# WHAT THE EXERCISE ASKS
Every line of the material is to be repeated exactly as it stands.

# INPUT FOR THIS TASK
■ ■ ■ ■ ■
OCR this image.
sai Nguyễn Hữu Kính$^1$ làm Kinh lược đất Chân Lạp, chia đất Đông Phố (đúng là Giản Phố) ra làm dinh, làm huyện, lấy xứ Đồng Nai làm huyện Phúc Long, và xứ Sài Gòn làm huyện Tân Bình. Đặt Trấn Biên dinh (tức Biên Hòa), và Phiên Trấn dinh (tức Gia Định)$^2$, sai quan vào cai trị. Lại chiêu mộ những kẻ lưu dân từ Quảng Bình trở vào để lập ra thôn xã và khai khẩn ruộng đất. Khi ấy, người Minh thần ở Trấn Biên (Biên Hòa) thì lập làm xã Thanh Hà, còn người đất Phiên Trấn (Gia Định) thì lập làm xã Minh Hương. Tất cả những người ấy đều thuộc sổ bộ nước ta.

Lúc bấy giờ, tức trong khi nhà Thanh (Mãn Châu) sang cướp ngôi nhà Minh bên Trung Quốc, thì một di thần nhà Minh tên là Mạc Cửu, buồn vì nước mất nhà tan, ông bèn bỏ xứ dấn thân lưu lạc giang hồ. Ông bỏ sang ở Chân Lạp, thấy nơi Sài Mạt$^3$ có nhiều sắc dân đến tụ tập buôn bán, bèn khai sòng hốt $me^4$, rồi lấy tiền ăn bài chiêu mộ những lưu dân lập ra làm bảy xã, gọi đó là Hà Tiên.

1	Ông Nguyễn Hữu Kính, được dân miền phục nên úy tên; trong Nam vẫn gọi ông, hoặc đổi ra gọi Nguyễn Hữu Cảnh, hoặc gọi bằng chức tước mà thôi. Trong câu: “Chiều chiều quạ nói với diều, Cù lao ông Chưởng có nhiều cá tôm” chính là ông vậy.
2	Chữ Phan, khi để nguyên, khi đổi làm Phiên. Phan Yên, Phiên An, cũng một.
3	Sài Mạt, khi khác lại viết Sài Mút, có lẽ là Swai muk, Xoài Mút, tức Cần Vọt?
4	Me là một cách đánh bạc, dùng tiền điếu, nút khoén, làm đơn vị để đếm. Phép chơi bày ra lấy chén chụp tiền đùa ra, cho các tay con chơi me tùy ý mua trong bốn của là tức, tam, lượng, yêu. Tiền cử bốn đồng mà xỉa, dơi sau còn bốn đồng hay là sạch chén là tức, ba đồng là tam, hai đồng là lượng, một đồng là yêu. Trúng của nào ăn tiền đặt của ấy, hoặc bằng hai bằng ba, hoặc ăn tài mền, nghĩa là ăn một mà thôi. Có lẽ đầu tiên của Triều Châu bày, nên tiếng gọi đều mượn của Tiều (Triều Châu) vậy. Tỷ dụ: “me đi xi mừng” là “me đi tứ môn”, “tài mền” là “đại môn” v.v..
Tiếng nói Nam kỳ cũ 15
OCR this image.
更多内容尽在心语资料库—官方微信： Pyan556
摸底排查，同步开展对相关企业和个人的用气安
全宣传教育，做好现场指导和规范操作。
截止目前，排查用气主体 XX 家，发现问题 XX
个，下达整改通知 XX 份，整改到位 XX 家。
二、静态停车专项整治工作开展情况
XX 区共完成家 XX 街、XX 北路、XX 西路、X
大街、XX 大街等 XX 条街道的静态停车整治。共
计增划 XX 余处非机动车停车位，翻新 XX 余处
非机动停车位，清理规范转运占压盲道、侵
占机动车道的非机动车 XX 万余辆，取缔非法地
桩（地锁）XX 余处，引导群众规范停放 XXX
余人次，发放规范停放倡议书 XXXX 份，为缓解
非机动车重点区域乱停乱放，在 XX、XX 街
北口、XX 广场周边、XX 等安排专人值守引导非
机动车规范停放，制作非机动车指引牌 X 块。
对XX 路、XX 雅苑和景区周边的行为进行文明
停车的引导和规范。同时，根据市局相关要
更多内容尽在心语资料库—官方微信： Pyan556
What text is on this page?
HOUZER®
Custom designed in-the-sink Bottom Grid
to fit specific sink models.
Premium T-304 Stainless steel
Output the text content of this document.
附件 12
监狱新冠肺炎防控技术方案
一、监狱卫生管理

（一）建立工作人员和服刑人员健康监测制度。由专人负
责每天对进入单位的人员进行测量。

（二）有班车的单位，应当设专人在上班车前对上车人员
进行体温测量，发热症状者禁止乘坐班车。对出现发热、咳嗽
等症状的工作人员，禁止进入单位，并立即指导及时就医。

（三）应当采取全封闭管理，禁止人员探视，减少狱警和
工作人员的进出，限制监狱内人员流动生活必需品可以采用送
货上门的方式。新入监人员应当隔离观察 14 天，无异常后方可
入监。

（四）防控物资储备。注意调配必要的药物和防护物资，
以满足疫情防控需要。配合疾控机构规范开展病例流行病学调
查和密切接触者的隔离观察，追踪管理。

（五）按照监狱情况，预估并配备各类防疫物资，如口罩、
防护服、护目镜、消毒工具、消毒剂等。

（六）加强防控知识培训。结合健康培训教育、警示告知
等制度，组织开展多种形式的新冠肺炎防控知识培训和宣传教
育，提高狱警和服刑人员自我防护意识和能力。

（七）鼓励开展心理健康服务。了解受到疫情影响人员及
■ ■ ■ ■ ■
# TASK RESULT
OCR this image.
sai Nguyễn Hữu Kính$^1$ làm Kinh lược đất Chân Lạp, chia đất Đông Phố (đúng là Giản Phố) ra làm dinh, làm huyện, lấy xứ Đồng Nai làm huyện Phúc Long, và xứ Sài Gòn làm huyện Tân Bình. Đặt Trấn Biên dinh (tức Biên Hòa), và Phiên Trấn dinh (tức Gia Định)$^2$, sai quan vào cai trị. Lại chiêu mộ những kẻ lưu dân từ Quảng Bình trở vào để lập ra thôn xã và khai khẩn ruộng đất. Khi ấy, người Minh thần ở Trấn Biên (Biên Hòa) thì lập làm xã Thanh Hà, còn người đất Phiên Trấn (Gia Định) thì lập làm xã Minh Hương. Tất cả những người ấy đều thuộc sổ bộ nước ta.

Lúc bấy giờ, tức trong khi nhà Thanh (Mãn Châu) sang cướp ngôi nhà Minh bên Trung Quốc, thì một di thần nhà Minh tên là Mạc Cửu, buồn vì nước mất nhà tan, ông bèn bỏ xứ dấn thân lưu lạc giang hồ. Ông bỏ sang ở Chân Lạp, thấy nơi Sài Mạt$^3$ có nhiều sắc dân đến tụ tập buôn bán, bèn khai sòng hốt $me^4$, rồi lấy tiền ăn bài chiêu mộ những lưu dân lập ra làm bảy xã, gọi đó là Hà Tiên.

1	Ông Nguyễn Hữu Kính, được dân miền phục nên úy tên; trong Nam vẫn gọi ông, hoặc đổi ra gọi Nguyễn Hữu Cảnh, hoặc gọi bằng chức tước mà thôi. Trong câu: “Chiều chiều quạ nói với diều, Cù lao ông Chưởng có nhiều cá tôm” chính là ông vậy.
2	Chữ Phan, khi để nguyên, khi đổi làm Phiên. Phan Yên, Phiên An, cũng một.
3	Sài Mạt, khi khác lại viết Sài Mút, có lẽ là Swai muk, Xoài Mút, tức Cần Vọt?
4	Me là một cách đánh bạc, dùng tiền điếu, nút khoén, làm đơn vị để đếm. Phép chơi bày ra lấy chén chụp tiền đùa ra, cho các tay con chơi me tùy ý mua trong bốn của là tức, tam, lượng, yêu. Tiền cử bốn đồng mà xỉa, dơi sau còn bốn đồng hay là sạch chén là tức, ba đồng là tam, hai đồng là lượng, một đồng là yêu. Trúng của nào ăn tiền đặt của ấy, hoặc bằng hai bằng ba, hoặc ăn tài mền, nghĩa là ăn một mà thôi. Có lẽ đầu tiên của Triều Châu bày, nên tiếng gọi đều mượn của Tiều (Triều Châu) vậy. Tỷ dụ: “me đi xi mừng” là “me đi tứ môn”, “tài mền” là “đại môn” v.v..
Tiếng nói Nam kỳ cũ 15
OCR this image.
更多内容尽在心语资料库—官方微信： Pyan556
摸底排查，同步开展对相关企业和个人的用气安
全宣传教育，做好现场指导和规范操作。
截止目前，排查用气主体 XX 家，发现问题 XX
个，下达整改通知 XX 份，整改到位 XX 家。
二、静态停车专项整治工作开展情况
XX 区共完成家 XX 街、XX 北路、XX 西路、X
大街、XX 大街等 XX 条街道的静态停车整治。共
计增划 XX 余处非机动车停车位，翻新 XX 余处
非机动停车位，清理规范转运占压盲道、侵
占机动车道的非机动车 XX 万余辆，取缔非法地
桩（地锁）XX 余处，引导群众规范停放 XXX
余人次，发放规范停放倡议书 XXXX 份，为缓解
非机动车重点区域乱停乱放，在 XX、XX 街
北口、XX 广场周边、XX 等安排专人值守引导非
机动车规范停放，制作非机动车指引牌 X 块。
对XX 路、XX 雅苑和景区周边的行为进行文明
停车的引导和规范。同时，根据市局相关要
更多内容尽在心语资料库—官方微信： Pyan556
What text is on this page?
HOUZER®
Custom designed in-the-sink Bottom Grid
to fit specific sink models.
Premium T-304 Stainless steel
Output the text content of this document.
附件 12
监狱新冠肺炎防控技术方案
一、监狱卫生管理

（一）建立工作人员和服刑人员健康监测制度。由专人负
责每天对进入单位的人员进行测量。

（二）有班车的单位，应当设专人在上班车前对上车人员
进行体温测量，发热症状者禁止乘坐班车。对出现发热、咳嗽
等症状的工作人员，禁止进入单位，并立即指导及时就医。

（三）应当采取全封闭管理，禁止人员探视，减少狱警和
工作人员的进出，限制监狱内人员流动生活必需品可以采用送
货上门的方式。新入监人员应当隔离观察 14 天，无异常后方可
入监。

（四）防控物资储备。注意调配必要的药物和防护物资，
以满足疫情防控需要。配合疾控机构规范开展病例流行病学调
查和密切接触者的隔离观察，追踪管理。

（五）按照监狱情况，预估并配备各类防疫物资，如口罩、
防护服、护目镜、消毒工具、消毒剂等。

（六）加强防控知识培训。结合健康培训教育、警示告知
等制度，组织开展多种形式的新冠肺炎防控知识培训和宣传教
育，提高狱警和服刑人员自我防护意识和能力。

（七）鼓励开展心理健康服务。了解受到疫情影响人员及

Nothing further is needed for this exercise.